• [Records for the task]:
◆ ◆ ◆
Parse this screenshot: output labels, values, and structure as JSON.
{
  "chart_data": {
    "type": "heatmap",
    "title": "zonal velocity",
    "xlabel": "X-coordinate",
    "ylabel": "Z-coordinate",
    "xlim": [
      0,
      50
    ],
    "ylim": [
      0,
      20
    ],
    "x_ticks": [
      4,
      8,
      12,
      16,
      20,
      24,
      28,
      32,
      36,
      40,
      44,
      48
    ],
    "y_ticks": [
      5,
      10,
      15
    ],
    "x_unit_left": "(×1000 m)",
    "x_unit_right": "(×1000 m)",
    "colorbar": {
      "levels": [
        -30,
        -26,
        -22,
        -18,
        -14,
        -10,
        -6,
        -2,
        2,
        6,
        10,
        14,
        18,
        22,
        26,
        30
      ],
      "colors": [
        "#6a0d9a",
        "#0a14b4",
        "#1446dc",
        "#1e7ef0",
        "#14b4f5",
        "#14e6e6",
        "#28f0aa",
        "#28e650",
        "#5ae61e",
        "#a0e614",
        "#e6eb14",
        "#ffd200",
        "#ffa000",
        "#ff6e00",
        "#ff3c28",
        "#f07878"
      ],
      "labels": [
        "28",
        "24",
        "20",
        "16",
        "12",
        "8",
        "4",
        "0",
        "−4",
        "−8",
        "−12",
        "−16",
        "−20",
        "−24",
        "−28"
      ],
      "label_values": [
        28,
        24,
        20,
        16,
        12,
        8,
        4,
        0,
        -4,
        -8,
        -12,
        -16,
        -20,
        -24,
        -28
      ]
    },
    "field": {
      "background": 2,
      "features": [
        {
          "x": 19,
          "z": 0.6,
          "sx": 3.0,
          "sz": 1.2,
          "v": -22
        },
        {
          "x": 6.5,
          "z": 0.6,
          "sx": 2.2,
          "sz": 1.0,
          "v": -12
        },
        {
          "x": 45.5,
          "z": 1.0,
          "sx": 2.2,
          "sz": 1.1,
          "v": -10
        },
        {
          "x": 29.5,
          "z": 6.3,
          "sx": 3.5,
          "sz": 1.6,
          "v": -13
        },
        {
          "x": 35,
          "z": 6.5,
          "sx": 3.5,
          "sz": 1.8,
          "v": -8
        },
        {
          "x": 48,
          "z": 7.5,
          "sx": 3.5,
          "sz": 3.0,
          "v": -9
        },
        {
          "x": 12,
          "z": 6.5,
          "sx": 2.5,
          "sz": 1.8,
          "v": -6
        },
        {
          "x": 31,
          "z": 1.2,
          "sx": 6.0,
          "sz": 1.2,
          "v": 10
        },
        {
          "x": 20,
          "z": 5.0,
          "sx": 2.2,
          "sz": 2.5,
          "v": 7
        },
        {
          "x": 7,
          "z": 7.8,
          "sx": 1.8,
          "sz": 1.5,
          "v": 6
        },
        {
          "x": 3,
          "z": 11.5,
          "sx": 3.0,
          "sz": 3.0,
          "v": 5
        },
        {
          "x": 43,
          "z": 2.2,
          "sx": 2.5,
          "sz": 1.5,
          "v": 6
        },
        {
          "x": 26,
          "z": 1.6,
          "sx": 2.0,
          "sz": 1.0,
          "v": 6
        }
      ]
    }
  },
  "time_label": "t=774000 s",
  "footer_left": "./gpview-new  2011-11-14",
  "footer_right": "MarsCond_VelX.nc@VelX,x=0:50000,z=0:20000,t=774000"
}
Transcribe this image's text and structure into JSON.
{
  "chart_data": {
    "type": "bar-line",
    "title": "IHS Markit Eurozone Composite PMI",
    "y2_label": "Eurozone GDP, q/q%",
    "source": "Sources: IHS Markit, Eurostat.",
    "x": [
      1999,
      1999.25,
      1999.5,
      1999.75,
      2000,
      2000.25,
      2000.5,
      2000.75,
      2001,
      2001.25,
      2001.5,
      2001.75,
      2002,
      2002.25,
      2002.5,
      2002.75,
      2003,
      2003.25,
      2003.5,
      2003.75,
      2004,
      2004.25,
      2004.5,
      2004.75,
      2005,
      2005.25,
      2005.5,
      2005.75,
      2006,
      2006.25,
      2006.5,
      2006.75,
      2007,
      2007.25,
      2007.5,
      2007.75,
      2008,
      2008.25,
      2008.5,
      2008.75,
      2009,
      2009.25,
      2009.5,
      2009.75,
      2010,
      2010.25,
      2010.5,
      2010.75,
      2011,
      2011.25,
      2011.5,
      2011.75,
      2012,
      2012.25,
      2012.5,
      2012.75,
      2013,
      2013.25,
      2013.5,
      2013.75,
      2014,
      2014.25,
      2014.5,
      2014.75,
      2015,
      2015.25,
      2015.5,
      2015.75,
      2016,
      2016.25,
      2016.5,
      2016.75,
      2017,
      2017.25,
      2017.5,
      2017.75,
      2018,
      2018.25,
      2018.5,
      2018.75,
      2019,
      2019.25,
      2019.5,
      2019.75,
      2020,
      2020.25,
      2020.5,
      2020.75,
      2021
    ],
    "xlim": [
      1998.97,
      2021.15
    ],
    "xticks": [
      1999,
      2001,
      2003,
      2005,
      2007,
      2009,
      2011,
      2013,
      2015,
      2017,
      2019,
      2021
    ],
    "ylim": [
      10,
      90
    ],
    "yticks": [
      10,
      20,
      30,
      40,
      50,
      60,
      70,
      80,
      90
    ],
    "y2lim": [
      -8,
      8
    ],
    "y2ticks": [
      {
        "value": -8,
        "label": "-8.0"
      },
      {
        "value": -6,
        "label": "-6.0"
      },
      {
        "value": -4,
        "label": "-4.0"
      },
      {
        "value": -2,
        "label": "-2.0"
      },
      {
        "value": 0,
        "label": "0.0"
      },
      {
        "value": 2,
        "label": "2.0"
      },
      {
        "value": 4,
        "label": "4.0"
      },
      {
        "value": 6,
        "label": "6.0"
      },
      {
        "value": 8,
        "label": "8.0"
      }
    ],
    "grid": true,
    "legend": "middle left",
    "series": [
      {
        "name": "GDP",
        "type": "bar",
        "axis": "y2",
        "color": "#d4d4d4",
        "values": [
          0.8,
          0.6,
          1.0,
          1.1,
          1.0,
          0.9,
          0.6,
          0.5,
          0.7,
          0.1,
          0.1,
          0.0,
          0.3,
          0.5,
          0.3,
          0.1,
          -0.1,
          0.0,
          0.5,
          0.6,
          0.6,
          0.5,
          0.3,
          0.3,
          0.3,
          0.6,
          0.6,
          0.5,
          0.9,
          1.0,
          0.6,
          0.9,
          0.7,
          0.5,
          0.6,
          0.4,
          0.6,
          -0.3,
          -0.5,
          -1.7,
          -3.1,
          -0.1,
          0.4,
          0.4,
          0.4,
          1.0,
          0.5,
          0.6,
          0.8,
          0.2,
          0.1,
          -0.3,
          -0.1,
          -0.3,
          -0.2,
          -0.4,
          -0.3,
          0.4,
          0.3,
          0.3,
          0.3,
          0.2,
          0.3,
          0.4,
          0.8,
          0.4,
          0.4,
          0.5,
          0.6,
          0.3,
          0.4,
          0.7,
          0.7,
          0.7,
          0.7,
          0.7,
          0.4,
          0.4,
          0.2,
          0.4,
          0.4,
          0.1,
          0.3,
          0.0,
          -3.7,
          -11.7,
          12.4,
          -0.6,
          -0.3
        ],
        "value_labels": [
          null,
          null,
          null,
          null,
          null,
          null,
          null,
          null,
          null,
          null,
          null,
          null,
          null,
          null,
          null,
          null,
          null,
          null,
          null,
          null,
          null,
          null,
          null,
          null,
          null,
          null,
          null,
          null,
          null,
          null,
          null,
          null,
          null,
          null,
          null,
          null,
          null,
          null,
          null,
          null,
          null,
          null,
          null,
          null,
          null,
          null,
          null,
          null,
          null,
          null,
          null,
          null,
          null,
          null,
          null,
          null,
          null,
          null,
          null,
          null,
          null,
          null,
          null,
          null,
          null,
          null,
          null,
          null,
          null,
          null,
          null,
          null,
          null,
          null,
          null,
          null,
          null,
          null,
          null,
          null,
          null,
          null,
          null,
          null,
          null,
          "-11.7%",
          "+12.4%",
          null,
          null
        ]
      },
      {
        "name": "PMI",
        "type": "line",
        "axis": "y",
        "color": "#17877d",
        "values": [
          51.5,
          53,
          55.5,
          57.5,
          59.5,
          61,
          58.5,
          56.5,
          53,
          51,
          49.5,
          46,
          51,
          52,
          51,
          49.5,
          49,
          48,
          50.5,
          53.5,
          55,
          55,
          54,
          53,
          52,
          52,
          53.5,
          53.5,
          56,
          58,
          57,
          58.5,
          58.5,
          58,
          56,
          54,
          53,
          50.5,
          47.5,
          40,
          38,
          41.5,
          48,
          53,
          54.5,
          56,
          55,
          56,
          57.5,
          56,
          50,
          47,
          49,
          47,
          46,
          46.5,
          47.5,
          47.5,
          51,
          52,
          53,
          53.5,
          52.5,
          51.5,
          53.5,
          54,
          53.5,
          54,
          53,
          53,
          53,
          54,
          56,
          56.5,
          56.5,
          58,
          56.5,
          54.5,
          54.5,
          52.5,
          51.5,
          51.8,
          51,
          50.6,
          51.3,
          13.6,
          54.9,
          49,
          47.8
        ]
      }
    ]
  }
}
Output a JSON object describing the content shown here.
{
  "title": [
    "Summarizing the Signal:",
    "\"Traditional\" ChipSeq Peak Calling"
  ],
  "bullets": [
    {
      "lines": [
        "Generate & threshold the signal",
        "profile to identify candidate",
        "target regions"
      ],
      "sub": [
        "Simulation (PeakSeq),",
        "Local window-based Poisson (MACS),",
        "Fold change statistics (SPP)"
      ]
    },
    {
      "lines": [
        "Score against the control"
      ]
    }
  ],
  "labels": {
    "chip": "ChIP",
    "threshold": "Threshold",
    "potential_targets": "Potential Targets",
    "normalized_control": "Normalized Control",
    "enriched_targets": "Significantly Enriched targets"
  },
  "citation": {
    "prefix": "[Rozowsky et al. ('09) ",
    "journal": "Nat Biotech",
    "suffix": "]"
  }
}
◆ ◆ ◆
• [Direction]: Look for the word "threshold" and return every line where it occurs.

• [Exercise answer]:
        "Generate & threshold the signal",
    "threshold": "Threshold",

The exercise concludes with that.